◆ Material for this exercise:
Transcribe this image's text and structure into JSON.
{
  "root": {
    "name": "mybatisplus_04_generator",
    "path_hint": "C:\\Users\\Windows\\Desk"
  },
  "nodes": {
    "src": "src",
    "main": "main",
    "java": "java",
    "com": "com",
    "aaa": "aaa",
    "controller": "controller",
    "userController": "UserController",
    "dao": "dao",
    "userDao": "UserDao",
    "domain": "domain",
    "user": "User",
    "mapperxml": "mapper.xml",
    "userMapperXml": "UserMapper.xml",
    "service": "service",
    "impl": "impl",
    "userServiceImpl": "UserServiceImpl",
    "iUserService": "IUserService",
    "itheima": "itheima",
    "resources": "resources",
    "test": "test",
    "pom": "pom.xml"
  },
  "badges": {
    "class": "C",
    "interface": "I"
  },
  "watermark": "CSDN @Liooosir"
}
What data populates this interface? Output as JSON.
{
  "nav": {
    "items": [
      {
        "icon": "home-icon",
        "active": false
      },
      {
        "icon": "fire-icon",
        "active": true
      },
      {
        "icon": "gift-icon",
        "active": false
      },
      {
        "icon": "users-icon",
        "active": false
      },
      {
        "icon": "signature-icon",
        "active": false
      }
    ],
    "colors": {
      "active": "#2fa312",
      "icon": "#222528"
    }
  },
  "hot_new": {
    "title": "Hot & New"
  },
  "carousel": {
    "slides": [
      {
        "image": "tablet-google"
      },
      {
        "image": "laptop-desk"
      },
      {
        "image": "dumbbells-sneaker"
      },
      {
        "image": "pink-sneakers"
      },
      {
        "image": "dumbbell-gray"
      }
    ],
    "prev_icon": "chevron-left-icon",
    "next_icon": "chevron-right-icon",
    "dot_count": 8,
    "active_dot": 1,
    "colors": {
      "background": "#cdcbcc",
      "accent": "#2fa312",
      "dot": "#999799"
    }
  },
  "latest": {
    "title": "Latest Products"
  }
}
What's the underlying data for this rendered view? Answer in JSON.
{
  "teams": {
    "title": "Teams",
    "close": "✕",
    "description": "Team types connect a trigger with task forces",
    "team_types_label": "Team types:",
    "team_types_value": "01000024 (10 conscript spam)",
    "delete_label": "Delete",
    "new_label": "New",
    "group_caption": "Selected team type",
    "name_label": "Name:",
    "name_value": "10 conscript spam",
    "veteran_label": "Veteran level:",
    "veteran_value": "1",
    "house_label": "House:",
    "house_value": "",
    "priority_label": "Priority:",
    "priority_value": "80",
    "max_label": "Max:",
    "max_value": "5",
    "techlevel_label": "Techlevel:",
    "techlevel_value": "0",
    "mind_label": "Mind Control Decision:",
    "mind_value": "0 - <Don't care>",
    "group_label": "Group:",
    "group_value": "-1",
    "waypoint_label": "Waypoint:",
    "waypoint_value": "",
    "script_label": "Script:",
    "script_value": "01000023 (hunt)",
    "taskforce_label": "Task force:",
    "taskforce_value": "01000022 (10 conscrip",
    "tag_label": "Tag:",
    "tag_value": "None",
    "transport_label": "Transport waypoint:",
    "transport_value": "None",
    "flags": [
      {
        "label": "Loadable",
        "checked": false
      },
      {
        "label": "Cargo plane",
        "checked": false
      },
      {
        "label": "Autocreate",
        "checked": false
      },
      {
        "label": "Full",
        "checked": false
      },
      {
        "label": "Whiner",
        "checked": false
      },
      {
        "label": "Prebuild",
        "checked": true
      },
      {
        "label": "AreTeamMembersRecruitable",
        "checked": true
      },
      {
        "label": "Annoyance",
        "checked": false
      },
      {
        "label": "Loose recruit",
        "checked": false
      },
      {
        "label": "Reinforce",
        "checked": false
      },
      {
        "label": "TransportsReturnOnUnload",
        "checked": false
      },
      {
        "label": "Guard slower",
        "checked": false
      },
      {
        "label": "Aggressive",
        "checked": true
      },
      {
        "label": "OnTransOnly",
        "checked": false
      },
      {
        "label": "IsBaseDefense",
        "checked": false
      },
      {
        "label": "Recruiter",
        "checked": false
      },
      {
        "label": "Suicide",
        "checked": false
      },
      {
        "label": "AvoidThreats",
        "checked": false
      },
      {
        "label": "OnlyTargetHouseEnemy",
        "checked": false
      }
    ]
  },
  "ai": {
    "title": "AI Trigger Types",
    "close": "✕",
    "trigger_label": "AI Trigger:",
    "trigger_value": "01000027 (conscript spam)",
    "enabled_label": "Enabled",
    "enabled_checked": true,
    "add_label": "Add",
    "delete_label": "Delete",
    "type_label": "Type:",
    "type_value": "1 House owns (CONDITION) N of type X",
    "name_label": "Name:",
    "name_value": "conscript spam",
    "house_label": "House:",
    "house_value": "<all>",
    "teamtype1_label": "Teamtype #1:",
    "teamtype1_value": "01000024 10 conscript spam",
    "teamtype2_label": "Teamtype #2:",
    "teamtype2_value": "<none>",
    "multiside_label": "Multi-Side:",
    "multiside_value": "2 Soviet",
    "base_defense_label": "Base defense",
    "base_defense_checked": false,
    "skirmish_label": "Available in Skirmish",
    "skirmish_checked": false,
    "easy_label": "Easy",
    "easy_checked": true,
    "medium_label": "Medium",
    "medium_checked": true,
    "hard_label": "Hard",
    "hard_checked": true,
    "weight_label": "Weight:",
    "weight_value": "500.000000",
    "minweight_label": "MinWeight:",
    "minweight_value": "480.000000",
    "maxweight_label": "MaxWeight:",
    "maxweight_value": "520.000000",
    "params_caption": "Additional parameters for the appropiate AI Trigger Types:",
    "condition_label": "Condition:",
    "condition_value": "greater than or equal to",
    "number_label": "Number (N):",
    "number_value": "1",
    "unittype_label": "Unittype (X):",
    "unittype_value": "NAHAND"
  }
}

◆ Written task: Copy each line of the listing that includes "icon".

◆ Written answer:
        "icon": "home-icon",
        "icon": "fire-icon",
        "icon": "gift-icon",
        "icon": "users-icon",
        "icon": "signature-icon",
      "icon": "#222528"
    "prev_icon": "chevron-left-icon",
    "next_icon": "chevron-right-icon",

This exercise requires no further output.